_Directions for this task:_ Extract, verbatim, all lines starting at the one containing "OCR this image." and ending with the final line of the listing, and no others.

_Data supplied:_
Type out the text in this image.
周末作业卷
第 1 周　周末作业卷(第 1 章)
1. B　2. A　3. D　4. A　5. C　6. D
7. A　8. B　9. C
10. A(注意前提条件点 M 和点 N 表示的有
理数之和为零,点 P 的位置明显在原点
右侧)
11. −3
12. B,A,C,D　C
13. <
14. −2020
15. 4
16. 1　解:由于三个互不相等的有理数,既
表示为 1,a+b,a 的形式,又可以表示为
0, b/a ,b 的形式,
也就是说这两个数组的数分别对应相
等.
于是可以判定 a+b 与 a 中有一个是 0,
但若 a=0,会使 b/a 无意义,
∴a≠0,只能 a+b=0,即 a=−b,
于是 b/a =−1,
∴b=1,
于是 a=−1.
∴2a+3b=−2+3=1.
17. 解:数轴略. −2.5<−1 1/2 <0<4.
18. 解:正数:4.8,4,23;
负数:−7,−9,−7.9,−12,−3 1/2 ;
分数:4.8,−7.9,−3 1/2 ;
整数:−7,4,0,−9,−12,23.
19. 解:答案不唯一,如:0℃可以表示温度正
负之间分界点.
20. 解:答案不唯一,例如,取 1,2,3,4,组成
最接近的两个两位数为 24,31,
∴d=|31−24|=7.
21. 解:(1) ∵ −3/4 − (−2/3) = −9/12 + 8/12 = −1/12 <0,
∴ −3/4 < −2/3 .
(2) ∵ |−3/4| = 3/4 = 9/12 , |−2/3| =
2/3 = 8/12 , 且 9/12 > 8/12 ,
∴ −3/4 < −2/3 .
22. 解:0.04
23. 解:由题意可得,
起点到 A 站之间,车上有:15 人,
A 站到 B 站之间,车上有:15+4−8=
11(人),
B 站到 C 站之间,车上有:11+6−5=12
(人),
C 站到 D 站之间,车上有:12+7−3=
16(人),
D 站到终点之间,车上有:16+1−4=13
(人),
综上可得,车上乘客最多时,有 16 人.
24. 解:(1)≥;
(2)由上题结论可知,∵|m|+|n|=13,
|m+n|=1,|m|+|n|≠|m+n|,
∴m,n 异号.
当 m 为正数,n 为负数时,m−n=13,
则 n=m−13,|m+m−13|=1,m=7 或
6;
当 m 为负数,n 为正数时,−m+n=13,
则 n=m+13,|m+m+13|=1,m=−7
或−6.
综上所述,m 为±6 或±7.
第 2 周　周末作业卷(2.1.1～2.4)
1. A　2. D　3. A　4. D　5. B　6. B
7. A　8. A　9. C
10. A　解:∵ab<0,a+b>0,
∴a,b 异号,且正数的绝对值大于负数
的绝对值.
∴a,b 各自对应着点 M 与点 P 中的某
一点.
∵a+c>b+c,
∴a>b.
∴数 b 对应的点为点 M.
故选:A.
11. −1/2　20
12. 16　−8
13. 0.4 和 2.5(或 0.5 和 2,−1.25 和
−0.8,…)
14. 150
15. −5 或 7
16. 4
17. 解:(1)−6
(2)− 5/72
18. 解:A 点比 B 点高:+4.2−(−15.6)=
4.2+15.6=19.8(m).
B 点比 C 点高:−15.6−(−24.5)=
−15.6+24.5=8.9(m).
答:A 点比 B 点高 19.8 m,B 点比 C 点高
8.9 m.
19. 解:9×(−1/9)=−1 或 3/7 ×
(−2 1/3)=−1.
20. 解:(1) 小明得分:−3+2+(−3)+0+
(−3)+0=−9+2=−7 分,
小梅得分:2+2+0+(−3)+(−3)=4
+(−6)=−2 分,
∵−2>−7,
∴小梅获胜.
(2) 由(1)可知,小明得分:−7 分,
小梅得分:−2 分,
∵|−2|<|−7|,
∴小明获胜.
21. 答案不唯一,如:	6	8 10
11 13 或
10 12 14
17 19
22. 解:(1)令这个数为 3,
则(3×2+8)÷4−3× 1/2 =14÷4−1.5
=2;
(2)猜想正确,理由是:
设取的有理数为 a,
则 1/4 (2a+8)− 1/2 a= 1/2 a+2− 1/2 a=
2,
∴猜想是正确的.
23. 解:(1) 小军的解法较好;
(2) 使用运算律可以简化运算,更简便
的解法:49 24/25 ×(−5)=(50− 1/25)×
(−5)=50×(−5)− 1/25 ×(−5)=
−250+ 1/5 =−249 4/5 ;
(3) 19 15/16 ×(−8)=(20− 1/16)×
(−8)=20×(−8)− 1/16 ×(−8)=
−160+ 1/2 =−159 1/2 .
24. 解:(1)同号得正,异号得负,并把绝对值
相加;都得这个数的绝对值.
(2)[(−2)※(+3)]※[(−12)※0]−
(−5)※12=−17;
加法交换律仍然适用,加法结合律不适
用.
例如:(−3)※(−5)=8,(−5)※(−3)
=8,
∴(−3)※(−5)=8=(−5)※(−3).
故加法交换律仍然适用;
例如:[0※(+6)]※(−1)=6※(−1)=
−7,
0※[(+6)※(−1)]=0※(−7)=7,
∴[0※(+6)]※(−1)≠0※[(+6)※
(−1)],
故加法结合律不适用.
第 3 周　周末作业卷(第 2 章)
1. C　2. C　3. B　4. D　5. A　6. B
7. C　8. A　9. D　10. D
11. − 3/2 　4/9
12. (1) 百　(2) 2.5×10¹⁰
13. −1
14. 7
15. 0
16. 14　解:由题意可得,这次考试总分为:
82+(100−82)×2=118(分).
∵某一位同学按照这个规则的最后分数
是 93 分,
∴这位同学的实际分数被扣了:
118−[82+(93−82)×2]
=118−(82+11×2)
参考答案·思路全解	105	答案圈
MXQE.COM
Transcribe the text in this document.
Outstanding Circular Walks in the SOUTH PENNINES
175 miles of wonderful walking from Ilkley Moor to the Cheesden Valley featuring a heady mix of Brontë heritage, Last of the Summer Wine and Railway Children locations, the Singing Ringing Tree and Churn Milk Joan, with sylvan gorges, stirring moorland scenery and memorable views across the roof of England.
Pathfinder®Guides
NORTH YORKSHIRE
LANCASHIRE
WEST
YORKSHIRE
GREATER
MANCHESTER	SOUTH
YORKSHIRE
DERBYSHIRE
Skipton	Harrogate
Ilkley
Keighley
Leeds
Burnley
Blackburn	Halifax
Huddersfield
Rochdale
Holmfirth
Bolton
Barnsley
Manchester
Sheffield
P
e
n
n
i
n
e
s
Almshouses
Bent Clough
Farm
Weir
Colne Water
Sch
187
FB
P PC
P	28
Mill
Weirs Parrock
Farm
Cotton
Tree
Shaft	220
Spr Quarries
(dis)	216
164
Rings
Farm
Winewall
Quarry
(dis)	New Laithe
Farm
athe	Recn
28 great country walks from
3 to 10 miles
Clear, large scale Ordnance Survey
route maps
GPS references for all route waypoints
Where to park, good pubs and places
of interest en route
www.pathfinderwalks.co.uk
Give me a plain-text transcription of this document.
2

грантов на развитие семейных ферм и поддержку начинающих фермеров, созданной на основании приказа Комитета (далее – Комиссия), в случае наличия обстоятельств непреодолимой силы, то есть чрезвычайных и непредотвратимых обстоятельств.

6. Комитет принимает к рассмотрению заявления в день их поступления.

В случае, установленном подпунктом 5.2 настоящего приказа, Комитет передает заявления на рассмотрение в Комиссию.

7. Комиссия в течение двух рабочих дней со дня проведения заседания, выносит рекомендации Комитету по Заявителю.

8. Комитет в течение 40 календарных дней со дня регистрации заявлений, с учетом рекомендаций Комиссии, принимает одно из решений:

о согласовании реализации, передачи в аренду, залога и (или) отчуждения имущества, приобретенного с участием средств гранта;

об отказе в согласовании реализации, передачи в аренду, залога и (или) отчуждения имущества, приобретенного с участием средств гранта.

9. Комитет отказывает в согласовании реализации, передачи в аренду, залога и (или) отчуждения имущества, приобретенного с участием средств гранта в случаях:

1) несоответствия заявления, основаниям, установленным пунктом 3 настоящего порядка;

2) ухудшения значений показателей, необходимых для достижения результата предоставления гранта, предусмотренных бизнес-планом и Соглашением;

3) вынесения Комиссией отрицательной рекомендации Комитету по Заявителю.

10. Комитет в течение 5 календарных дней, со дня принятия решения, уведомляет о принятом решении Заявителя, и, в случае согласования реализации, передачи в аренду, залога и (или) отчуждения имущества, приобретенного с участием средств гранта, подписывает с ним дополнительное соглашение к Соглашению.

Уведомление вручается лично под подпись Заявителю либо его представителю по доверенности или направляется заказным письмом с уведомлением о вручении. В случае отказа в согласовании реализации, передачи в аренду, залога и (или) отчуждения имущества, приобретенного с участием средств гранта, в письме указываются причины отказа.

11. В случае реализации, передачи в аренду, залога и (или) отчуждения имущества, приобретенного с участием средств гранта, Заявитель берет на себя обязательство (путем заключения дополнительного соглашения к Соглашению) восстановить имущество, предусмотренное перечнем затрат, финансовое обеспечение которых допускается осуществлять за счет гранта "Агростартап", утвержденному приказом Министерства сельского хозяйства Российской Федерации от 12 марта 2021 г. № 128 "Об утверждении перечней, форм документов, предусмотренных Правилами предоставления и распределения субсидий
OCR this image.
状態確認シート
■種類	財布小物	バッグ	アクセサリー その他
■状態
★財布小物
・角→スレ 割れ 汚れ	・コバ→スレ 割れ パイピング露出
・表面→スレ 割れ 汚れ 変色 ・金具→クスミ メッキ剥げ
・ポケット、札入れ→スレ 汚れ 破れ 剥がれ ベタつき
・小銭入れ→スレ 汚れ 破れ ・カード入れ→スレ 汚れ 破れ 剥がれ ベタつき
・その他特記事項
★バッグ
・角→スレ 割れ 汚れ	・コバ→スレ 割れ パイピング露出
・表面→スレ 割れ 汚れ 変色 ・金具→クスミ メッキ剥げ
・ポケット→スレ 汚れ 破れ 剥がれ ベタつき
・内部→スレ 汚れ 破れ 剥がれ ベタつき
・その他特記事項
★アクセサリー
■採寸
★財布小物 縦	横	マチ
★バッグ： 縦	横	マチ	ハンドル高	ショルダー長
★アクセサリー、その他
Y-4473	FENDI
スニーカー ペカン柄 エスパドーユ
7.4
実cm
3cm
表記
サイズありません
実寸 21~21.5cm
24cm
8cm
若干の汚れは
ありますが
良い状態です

_Full answer:_
OCR this image.
状態確認シート
■種類	財布小物	バッグ	アクセサリー その他
■状態
★財布小物
・角→スレ 割れ 汚れ	・コバ→スレ 割れ パイピング露出
・表面→スレ 割れ 汚れ 変色 ・金具→クスミ メッキ剥げ
・ポケット、札入れ→スレ 汚れ 破れ 剥がれ ベタつき
・小銭入れ→スレ 汚れ 破れ ・カード入れ→スレ 汚れ 破れ 剥がれ ベタつき
・その他特記事項
★バッグ
・角→スレ 割れ 汚れ	・コバ→スレ 割れ パイピング露出
・表面→スレ 割れ 汚れ 変色 ・金具→クスミ メッキ剥げ
・ポケット→スレ 汚れ 破れ 剥がれ ベタつき
・内部→スレ 汚れ 破れ 剥がれ ベタつき
・その他特記事項
★アクセサリー
■採寸
★財布小物 縦	横	マチ
★バッグ： 縦	横	マチ	ハンドル高	ショルダー長
★アクセサリー、その他
Y-4473	FENDI
スニーカー ペカン柄 エスパドーユ
7.4
実cm
3cm
表記
サイズありません
実寸 21~21.5cm
24cm
8cm
若干の汚れは
ありますが
良い状態です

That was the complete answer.